EXERCISE: Gather every line that includes the word "this", please.

Rows from a figure dataset
————

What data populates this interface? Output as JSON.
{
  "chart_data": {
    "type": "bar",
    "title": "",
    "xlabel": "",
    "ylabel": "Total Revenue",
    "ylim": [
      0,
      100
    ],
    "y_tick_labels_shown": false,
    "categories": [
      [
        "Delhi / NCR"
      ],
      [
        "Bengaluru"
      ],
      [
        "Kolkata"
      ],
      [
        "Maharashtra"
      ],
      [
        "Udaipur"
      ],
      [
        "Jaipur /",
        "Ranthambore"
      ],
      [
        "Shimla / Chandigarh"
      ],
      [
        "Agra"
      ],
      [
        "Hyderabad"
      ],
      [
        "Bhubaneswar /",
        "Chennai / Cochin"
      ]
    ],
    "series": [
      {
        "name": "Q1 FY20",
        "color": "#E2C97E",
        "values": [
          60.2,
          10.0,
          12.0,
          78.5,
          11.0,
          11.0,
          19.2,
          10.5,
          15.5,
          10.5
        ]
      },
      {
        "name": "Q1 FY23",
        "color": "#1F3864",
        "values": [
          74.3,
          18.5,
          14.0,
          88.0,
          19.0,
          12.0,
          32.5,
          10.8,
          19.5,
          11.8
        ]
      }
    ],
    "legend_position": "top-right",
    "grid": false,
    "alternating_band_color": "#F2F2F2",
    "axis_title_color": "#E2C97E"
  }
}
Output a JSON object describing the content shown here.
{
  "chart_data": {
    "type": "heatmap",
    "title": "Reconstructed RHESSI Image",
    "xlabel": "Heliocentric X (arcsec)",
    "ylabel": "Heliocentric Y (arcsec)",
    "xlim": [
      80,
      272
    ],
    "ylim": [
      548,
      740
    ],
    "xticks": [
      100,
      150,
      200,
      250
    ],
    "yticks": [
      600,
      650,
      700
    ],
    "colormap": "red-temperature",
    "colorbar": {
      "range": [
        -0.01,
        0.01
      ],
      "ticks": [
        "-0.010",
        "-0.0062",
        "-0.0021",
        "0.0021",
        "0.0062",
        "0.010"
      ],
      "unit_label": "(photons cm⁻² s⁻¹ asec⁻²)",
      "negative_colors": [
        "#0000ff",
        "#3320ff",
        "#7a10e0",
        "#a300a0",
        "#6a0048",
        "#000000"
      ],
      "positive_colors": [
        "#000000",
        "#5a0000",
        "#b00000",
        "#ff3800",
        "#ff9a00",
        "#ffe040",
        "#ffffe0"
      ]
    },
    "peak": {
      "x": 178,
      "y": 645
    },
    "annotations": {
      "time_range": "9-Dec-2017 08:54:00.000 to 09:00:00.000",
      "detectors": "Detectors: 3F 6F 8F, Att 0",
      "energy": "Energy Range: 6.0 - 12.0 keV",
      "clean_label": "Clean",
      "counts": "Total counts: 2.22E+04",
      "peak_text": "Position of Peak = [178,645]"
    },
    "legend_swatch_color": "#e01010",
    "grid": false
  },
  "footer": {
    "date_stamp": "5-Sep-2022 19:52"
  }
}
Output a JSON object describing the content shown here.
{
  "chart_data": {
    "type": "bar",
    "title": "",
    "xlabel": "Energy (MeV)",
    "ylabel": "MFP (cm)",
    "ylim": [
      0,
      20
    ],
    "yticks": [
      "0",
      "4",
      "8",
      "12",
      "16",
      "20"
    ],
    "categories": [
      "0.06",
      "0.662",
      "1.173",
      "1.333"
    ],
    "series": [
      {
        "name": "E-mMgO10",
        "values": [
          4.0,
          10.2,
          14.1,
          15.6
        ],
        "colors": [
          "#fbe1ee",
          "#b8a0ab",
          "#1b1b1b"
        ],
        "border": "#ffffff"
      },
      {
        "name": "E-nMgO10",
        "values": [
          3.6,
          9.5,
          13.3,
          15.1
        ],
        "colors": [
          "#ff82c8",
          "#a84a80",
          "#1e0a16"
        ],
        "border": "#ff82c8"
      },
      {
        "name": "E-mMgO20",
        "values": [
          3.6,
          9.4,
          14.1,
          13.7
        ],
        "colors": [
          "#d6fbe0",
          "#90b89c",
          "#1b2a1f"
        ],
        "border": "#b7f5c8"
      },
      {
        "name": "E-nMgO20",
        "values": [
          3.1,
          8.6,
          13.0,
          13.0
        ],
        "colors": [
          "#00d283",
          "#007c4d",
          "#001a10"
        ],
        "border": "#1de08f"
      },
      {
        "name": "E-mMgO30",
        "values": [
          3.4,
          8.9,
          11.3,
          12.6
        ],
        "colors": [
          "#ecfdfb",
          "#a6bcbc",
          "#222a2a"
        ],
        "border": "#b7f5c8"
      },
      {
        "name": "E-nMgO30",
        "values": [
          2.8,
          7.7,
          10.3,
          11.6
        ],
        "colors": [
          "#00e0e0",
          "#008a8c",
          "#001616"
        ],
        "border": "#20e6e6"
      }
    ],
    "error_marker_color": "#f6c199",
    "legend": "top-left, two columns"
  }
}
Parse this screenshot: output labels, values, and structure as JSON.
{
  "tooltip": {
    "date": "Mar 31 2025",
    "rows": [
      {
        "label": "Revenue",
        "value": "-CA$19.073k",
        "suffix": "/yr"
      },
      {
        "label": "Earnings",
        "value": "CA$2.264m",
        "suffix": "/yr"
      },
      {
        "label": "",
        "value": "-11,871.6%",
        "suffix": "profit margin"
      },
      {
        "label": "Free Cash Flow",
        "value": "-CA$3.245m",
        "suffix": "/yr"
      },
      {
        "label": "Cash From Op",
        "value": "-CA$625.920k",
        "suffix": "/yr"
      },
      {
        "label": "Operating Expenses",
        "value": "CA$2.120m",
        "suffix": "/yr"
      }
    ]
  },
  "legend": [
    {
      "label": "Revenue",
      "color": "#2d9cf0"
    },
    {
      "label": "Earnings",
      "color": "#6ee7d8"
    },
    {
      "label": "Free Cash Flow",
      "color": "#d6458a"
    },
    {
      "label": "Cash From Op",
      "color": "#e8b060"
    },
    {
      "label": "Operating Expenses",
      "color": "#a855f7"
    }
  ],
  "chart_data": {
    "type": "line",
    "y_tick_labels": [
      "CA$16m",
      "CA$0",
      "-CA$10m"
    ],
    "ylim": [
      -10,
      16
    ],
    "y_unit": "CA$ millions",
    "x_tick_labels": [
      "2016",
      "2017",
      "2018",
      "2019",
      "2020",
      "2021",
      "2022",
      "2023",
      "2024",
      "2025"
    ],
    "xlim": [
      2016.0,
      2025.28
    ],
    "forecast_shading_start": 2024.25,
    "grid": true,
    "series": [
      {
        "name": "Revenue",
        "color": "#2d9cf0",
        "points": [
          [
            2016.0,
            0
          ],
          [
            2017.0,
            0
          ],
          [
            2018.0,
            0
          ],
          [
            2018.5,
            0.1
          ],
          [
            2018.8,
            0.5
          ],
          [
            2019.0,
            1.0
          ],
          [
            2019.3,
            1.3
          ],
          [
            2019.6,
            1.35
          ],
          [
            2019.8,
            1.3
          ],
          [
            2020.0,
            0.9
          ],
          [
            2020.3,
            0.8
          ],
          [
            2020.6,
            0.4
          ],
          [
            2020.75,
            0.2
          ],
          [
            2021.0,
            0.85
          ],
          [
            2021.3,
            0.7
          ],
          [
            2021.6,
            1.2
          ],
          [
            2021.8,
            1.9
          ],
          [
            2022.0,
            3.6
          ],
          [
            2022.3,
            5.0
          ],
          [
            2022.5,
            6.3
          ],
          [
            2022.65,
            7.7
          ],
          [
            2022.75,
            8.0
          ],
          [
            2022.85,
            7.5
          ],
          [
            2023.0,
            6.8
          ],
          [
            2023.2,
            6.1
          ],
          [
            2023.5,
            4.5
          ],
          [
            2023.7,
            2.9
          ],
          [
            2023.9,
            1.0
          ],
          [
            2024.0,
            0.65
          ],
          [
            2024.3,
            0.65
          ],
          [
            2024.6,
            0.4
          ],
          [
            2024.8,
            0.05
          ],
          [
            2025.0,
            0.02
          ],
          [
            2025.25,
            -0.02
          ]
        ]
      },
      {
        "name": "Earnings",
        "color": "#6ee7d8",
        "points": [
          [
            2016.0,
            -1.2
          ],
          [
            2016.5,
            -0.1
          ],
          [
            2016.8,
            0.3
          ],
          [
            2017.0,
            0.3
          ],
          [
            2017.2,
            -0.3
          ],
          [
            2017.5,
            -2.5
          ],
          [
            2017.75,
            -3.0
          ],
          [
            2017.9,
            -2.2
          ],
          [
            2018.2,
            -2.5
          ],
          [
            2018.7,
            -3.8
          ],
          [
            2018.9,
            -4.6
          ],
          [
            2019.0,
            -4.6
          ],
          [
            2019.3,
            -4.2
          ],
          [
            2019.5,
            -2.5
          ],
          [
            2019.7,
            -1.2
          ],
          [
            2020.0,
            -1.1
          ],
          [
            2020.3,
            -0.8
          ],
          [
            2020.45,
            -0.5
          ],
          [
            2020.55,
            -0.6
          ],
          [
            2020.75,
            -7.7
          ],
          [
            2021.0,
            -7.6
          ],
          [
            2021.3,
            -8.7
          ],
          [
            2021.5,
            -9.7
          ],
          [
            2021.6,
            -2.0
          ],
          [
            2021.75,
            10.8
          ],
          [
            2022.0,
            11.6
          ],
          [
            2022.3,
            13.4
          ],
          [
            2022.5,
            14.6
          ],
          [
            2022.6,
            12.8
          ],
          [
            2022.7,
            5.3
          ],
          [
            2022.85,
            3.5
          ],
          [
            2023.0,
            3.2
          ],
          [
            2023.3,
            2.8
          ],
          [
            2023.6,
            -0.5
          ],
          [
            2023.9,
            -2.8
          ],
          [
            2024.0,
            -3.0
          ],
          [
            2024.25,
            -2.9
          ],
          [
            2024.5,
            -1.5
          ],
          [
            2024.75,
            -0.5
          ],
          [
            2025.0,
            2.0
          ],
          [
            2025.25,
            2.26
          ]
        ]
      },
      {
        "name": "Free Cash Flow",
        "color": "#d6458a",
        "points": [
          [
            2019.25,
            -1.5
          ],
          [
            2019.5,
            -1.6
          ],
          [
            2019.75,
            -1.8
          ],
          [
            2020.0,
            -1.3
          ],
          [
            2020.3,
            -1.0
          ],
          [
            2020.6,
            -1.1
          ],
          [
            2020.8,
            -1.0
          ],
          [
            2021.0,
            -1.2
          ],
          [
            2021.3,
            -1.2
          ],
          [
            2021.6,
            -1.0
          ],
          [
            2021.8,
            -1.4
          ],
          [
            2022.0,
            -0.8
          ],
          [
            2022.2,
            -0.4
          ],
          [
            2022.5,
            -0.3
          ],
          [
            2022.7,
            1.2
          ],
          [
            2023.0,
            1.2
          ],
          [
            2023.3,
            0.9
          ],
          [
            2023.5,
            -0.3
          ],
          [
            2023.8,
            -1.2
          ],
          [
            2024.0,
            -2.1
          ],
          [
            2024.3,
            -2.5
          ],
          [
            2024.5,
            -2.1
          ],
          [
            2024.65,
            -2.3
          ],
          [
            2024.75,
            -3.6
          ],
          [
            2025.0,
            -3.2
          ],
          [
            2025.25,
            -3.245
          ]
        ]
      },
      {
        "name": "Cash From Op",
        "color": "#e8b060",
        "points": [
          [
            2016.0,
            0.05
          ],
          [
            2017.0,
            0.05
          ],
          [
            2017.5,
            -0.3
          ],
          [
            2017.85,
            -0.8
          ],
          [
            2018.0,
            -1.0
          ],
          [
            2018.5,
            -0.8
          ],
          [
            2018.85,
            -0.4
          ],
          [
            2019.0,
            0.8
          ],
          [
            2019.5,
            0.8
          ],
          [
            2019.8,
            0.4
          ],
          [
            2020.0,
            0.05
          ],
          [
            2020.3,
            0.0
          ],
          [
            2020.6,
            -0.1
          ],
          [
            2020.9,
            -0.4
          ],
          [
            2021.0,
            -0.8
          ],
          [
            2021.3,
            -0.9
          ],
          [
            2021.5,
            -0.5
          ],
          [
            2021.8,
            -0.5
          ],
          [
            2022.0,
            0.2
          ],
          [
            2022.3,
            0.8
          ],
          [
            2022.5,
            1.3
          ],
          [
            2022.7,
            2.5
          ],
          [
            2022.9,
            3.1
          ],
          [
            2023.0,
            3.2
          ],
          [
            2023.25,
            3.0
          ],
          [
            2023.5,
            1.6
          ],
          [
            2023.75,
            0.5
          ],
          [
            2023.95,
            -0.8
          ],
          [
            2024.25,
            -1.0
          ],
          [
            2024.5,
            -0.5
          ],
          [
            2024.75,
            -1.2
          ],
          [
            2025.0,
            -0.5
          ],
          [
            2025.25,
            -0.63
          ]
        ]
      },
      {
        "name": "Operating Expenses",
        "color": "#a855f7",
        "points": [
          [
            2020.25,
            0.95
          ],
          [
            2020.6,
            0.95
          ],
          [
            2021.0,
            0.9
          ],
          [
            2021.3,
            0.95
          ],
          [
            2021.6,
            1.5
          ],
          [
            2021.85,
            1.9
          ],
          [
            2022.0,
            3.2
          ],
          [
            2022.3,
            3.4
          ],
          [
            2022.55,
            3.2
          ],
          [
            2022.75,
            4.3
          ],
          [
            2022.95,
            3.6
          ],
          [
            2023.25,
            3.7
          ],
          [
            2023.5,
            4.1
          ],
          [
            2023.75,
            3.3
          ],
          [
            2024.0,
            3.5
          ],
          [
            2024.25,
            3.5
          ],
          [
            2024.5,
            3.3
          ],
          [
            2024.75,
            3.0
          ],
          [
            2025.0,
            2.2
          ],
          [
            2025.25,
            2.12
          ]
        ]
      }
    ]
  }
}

————

CORRECT RESPONSE:
What data populates this interface? Output as JSON.
Parse this screenshot: output labels, values, and structure as JSON.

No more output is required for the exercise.